-- To do --
How many lines in the listing below include the word "espanyol"? Reply with the count alone.

==== Information given ====

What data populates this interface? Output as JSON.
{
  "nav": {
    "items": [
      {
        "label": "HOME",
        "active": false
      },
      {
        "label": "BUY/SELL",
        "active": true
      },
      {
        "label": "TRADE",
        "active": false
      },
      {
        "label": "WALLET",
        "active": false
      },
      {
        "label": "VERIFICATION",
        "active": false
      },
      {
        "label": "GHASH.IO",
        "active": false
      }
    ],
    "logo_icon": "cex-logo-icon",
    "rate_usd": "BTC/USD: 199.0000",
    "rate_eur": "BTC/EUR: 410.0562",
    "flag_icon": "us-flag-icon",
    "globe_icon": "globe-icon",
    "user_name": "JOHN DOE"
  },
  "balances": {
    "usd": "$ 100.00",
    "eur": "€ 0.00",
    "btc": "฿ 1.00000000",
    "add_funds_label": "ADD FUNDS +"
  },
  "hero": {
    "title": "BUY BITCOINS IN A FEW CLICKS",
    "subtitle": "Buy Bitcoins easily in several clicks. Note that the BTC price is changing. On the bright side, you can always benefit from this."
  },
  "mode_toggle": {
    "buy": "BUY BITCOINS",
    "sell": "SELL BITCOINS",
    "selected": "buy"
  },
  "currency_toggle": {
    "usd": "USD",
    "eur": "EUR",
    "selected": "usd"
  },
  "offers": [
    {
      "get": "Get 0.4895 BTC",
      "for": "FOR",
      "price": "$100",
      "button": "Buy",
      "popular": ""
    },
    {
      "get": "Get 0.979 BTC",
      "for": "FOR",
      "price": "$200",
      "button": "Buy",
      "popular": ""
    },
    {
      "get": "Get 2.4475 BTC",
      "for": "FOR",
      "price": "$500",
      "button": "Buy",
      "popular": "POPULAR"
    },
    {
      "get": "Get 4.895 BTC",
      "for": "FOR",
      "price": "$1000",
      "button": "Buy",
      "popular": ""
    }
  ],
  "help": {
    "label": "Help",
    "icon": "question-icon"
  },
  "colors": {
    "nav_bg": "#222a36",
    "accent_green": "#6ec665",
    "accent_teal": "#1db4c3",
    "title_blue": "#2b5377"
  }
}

====
==== Information given ====

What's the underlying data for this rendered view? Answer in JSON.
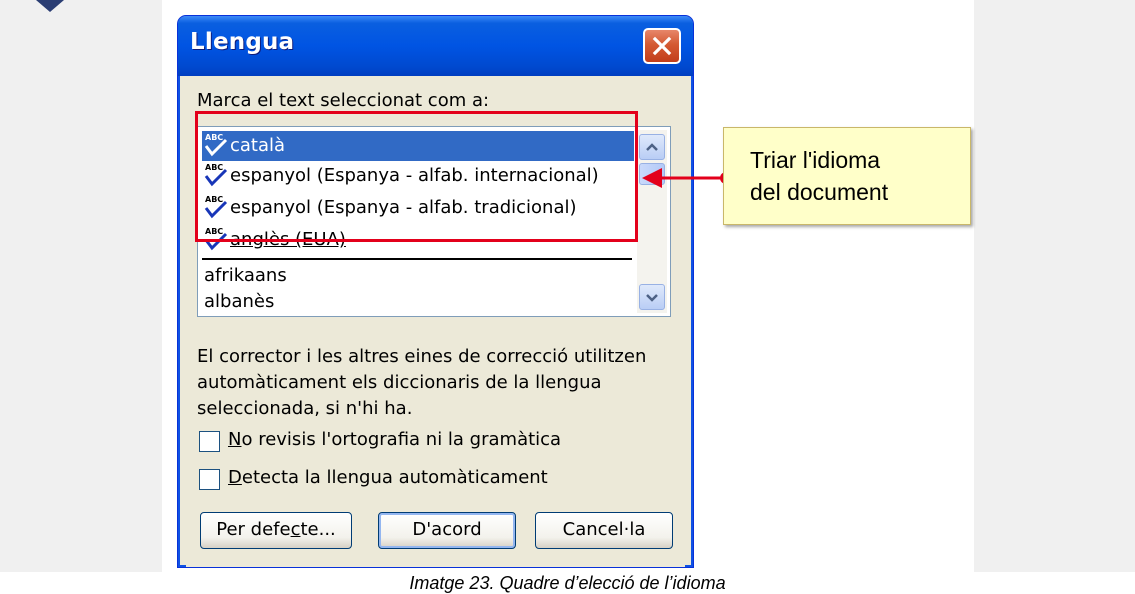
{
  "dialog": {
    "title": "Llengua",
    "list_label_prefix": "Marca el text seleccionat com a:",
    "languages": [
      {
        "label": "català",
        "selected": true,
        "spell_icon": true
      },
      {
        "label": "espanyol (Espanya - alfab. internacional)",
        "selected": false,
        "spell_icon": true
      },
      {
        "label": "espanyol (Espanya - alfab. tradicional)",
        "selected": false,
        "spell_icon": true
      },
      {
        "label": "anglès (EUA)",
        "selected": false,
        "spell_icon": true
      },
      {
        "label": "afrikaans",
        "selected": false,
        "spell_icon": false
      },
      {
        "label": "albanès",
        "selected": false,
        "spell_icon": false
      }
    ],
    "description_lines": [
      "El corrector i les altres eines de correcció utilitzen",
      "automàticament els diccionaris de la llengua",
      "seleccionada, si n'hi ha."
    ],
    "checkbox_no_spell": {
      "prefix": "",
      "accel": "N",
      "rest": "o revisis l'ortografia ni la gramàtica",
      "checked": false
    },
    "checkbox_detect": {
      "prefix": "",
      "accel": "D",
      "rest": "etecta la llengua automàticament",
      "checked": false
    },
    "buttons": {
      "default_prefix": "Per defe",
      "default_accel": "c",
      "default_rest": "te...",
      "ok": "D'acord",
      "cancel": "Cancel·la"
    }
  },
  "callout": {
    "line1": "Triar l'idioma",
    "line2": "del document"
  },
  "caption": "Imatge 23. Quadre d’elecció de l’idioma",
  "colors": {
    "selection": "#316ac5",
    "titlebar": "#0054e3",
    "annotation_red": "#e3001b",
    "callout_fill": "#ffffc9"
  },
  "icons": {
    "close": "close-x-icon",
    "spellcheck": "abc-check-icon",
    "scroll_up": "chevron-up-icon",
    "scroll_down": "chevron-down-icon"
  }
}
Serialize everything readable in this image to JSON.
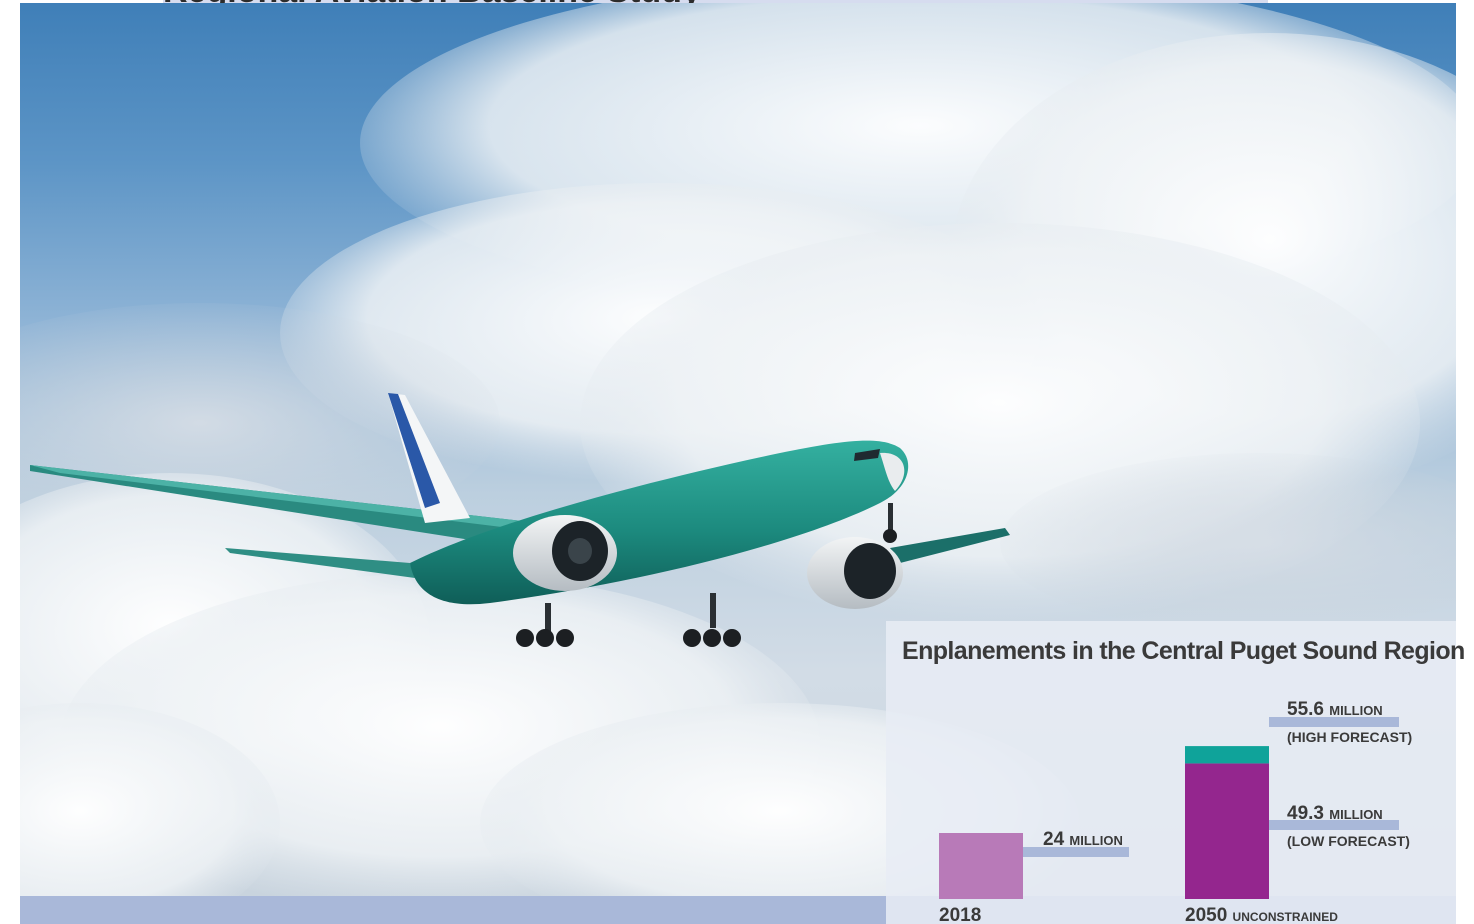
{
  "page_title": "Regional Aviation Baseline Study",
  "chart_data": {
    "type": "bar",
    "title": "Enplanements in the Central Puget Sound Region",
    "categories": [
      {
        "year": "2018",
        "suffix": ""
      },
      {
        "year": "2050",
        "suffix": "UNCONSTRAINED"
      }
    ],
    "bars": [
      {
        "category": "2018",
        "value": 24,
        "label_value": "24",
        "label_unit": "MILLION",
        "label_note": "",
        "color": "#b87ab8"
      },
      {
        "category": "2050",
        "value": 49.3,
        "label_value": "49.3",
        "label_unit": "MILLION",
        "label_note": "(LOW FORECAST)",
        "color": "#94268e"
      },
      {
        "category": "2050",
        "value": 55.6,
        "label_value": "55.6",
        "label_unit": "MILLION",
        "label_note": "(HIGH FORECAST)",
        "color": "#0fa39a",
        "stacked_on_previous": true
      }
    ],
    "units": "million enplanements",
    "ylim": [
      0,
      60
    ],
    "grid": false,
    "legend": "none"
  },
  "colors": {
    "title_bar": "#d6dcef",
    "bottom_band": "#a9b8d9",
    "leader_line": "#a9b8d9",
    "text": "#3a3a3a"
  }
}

====

-- Answer to this problem --
2